_Figure collection entries_
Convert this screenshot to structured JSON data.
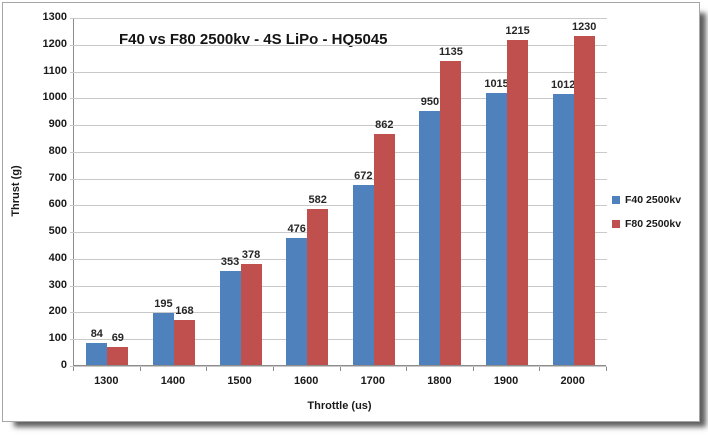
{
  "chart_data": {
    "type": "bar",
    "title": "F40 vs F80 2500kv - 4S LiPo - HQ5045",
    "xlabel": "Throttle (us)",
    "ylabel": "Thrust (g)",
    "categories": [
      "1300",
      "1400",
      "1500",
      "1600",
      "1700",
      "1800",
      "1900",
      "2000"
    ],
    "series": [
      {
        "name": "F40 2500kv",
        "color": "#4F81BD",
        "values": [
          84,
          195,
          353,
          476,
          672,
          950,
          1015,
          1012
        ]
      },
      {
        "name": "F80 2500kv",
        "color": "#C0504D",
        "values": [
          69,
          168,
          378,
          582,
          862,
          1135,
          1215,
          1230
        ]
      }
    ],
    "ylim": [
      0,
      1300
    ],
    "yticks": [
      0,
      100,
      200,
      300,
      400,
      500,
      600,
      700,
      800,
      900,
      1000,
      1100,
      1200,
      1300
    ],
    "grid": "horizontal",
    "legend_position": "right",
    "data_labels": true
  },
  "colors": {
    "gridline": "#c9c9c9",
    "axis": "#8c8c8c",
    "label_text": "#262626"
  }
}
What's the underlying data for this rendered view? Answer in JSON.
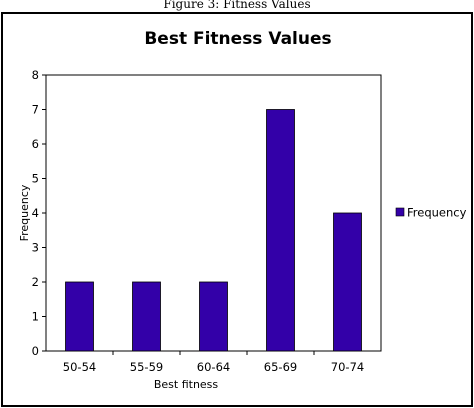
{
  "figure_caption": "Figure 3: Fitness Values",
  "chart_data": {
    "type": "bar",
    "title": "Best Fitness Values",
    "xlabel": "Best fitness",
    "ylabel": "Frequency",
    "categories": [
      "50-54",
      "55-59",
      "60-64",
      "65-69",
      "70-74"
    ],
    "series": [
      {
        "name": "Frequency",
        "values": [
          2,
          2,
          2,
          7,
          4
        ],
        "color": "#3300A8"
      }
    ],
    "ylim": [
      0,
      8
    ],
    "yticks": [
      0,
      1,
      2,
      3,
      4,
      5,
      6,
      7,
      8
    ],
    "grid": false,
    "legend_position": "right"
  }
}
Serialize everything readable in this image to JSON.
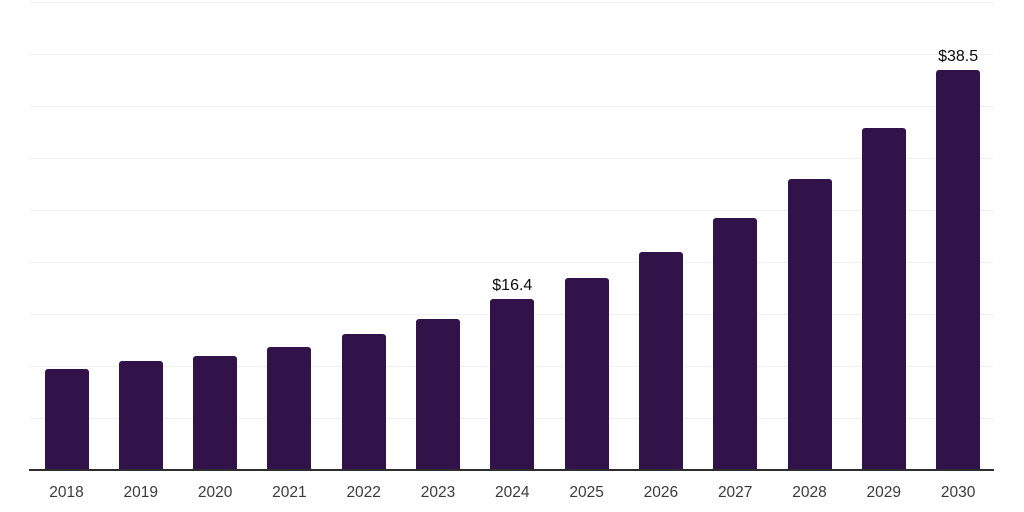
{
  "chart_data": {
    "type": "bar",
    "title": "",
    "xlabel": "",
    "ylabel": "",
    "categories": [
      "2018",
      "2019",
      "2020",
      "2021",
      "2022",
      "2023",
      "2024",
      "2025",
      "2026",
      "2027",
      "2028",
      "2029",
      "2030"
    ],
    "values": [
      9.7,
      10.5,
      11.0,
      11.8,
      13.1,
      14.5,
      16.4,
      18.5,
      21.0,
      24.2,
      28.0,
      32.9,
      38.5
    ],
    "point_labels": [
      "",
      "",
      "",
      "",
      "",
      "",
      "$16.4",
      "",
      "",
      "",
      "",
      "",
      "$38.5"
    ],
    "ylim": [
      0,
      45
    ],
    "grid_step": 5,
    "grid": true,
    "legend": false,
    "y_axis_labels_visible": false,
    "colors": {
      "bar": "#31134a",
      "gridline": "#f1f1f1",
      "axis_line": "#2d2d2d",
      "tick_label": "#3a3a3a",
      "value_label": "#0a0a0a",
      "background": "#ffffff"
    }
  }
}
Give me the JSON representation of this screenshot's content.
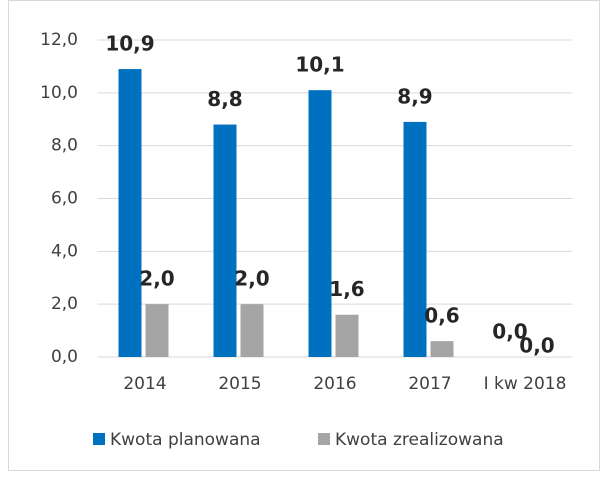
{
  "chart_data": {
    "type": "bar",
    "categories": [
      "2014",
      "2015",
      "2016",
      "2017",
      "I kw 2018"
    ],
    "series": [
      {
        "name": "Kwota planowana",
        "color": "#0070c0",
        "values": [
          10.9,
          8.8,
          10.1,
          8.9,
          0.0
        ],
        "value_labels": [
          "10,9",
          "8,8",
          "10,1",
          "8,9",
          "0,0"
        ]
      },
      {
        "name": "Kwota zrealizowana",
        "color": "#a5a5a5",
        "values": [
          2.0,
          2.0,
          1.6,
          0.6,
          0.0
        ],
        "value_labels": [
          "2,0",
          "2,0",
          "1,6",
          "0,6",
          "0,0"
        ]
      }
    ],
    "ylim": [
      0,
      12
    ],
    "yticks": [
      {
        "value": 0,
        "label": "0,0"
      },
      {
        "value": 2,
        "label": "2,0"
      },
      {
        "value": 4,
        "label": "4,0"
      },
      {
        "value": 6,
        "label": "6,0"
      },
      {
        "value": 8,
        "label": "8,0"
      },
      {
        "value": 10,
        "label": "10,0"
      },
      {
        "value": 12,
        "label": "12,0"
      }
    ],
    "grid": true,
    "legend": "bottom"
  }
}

_REQUEST_
Quote all the records verbatim, dropping any pictures from your copy.

_ANSWER FOR THIS EXERCISE_
Convert this screenshot to structured JSON data.
{
  "chart_data": {
    "type": "bar",
    "title": "F40 vs F80 2500kv - 4S LiPo - HQ5045",
    "xlabel": "Throttle (us)",
    "ylabel": "Thrust (g)",
    "categories": [
      "1300",
      "1400",
      "1500",
      "1600",
      "1700",
      "1800",
      "1900",
      "2000"
    ],
    "series": [
      {
        "name": "F40 2500kv",
        "color": "#4F81BD",
        "values": [
          84,
          195,
          353,
          476,
          672,
          950,
          1015,
          1012
        ]
      },
      {
        "name": "F80 2500kv",
        "color": "#C0504D",
        "values": [
          69,
          168,
          378,
          582,
          862,
          1135,
          1215,
          1230
        ]
      }
    ],
    "ylim": [
      0,
      1300
    ],
    "yticks": [
      0,
      100,
      200,
      300,
      400,
      500,
      600,
      700,
      800,
      900,
      1000,
      1100,
      1200,
      1300
    ],
    "grid": "horizontal",
    "legend_position": "right",
    "data_labels": true
  },
  "colors": {
    "gridline": "#c9c9c9",
    "axis": "#8c8c8c",
    "label_text": "#262626"
  }
}
What's the underlying data for this rendered view? Answer in JSON.
{
  "figure_caption": "Figure 3: Fitness Values",
  "chart_data": {
    "type": "bar",
    "title": "Best Fitness Values",
    "xlabel": "Best fitness",
    "ylabel": "Frequency",
    "categories": [
      "50-54",
      "55-59",
      "60-64",
      "65-69",
      "70-74"
    ],
    "series": [
      {
        "name": "Frequency",
        "values": [
          2,
          2,
          2,
          7,
          4
        ],
        "color": "#3300A8"
      }
    ],
    "ylim": [
      0,
      8
    ],
    "yticks": [
      0,
      1,
      2,
      3,
      4,
      5,
      6,
      7,
      8
    ],
    "grid": false,
    "legend_position": "right"
  }
}
Serialize everything readable in this image to JSON.
{
  "chart_data": {
    "type": "bar",
    "title": "",
    "xlabel": "",
    "ylabel": "",
    "categories": [
      "2018",
      "2019",
      "2020",
      "2021",
      "2022",
      "2023",
      "2024",
      "2025",
      "2026",
      "2027",
      "2028",
      "2029",
      "2030"
    ],
    "values": [
      9.7,
      10.5,
      11.0,
      11.8,
      13.1,
      14.5,
      16.4,
      18.5,
      21.0,
      24.2,
      28.0,
      32.9,
      38.5
    ],
    "point_labels": [
      "",
      "",
      "",
      "",
      "",
      "",
      "$16.4",
      "",
      "",
      "",
      "",
      "",
      "$38.5"
    ],
    "ylim": [
      0,
      45
    ],
    "grid_step": 5,
    "grid": true,
    "legend": false,
    "y_axis_labels_visible": false,
    "colors": {
      "bar": "#31134a",
      "gridline": "#f1f1f1",
      "axis_line": "#2d2d2d",
      "tick_label": "#3a3a3a",
      "value_label": "#0a0a0a",
      "background": "#ffffff"
    }
  }
}
Give me the JSON representation of this screenshot's content.
{
  "chart_data": {
    "type": "bar",
    "categories": [
      "2014",
      "2015",
      "2016",
      "2017",
      "I kw 2018"
    ],
    "series": [
      {
        "name": "Kwota planowana",
        "color": "#0070c0",
        "values": [
          10.9,
          8.8,
          10.1,
          8.9,
          0.0
        ],
        "value_labels": [
          "10,9",
          "8,8",
          "10,1",
          "8,9",
          "0,0"
        ]
      },
      {
        "name": "Kwota zrealizowana",
        "color": "#a5a5a5",
        "values": [
          2.0,
          2.0,
          1.6,
          0.6,
          0.0
        ],
        "value_labels": [
          "2,0",
          "2,0",
          "1,6",
          "0,6",
          "0,0"
        ]
      }
    ],
    "ylim": [
      0,
      12
    ],
    "yticks": [
      {
        "value": 0,
        "label": "0,0"
      },
      {
        "value": 2,
        "label": "2,0"
      },
      {
        "value": 4,
        "label": "4,0"
      },
      {
        "value": 6,
        "label": "6,0"
      },
      {
        "value": 8,
        "label": "8,0"
      },
      {
        "value": 10,
        "label": "10,0"
      },
      {
        "value": 12,
        "label": "12,0"
      }
    ],
    "grid": true,
    "legend": "bottom"
  }
}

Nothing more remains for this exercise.